[EXERCISE]
Extract, from the listing that follows, each line containing the word "this".

[INPUT MATERIAL]
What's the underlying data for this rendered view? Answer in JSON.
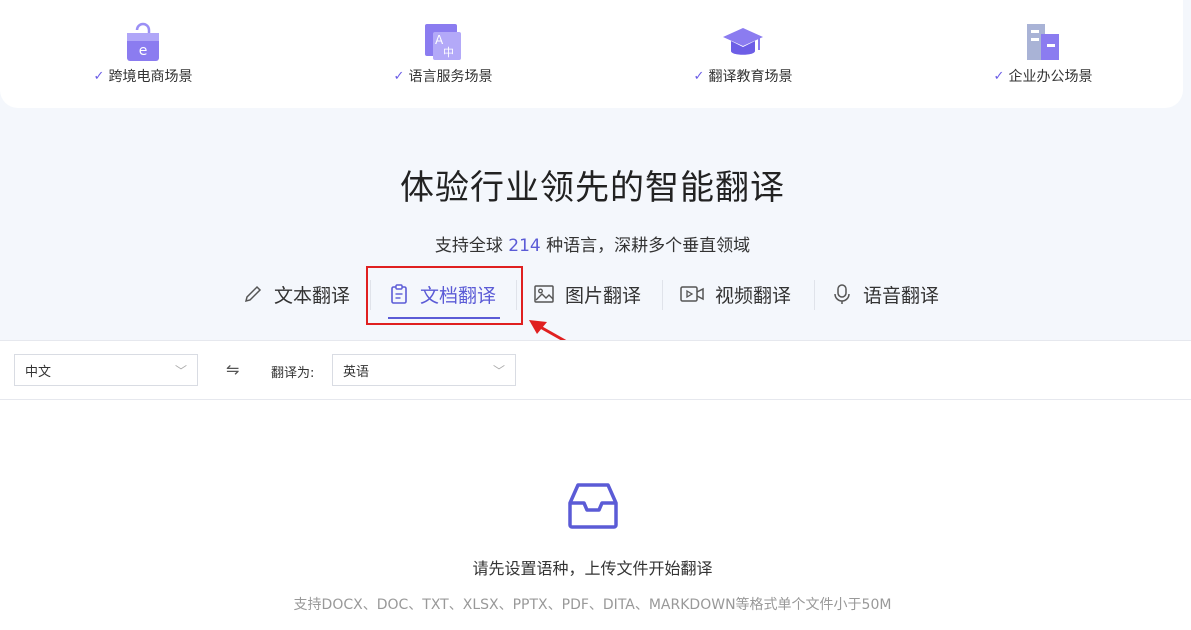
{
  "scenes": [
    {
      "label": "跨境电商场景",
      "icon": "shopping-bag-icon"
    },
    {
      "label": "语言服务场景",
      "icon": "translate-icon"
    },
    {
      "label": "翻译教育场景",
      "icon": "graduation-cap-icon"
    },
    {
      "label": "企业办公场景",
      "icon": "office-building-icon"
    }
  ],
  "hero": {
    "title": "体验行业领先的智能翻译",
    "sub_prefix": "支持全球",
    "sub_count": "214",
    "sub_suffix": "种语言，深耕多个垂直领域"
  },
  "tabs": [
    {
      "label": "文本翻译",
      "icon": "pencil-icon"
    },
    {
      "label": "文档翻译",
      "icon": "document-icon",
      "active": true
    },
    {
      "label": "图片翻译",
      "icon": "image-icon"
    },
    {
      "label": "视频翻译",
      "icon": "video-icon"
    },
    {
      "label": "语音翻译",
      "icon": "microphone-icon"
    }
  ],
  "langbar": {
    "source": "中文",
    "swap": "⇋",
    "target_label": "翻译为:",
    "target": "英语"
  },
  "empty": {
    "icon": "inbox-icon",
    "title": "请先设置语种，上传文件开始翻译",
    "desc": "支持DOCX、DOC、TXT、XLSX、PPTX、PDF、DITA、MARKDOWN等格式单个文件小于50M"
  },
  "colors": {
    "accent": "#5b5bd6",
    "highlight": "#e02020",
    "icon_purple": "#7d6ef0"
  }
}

* * *

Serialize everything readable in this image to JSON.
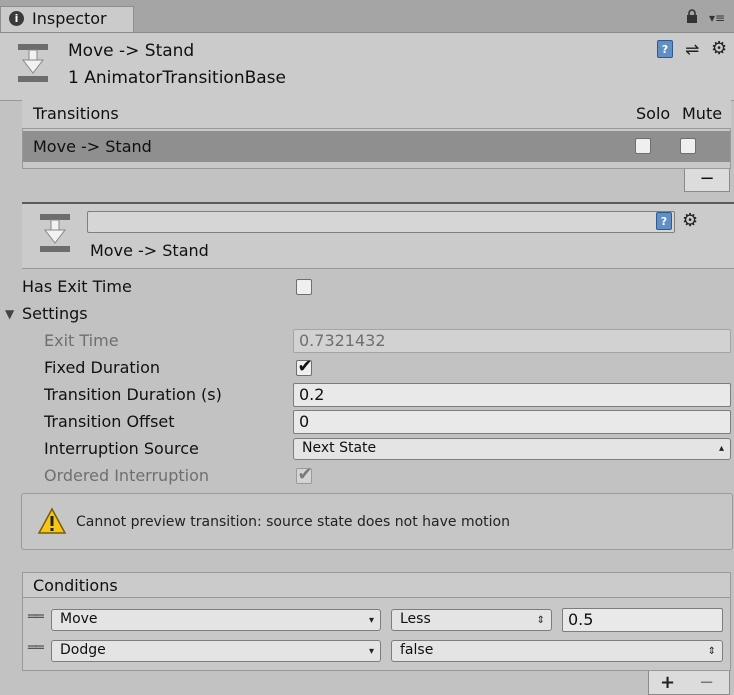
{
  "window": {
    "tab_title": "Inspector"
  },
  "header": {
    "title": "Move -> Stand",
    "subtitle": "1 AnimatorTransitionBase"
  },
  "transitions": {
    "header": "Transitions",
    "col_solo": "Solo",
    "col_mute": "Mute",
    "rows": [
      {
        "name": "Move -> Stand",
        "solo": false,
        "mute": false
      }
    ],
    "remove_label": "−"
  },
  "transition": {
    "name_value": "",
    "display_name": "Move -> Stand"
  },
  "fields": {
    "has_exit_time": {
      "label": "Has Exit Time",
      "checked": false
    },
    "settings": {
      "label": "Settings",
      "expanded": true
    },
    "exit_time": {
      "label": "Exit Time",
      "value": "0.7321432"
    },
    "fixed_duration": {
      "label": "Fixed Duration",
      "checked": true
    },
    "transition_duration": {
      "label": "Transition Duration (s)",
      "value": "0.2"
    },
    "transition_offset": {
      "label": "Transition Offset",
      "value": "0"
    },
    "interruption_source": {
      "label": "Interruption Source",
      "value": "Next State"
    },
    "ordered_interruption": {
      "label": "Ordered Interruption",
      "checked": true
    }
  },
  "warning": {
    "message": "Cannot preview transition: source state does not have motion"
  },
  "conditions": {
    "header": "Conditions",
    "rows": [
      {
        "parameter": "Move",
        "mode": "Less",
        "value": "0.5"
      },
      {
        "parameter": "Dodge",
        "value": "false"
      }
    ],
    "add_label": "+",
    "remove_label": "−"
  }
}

[RESULT BELOW]
What's the underlying data for this rendered view? Answer in JSON.
Serialize everything readable in this image to JSON.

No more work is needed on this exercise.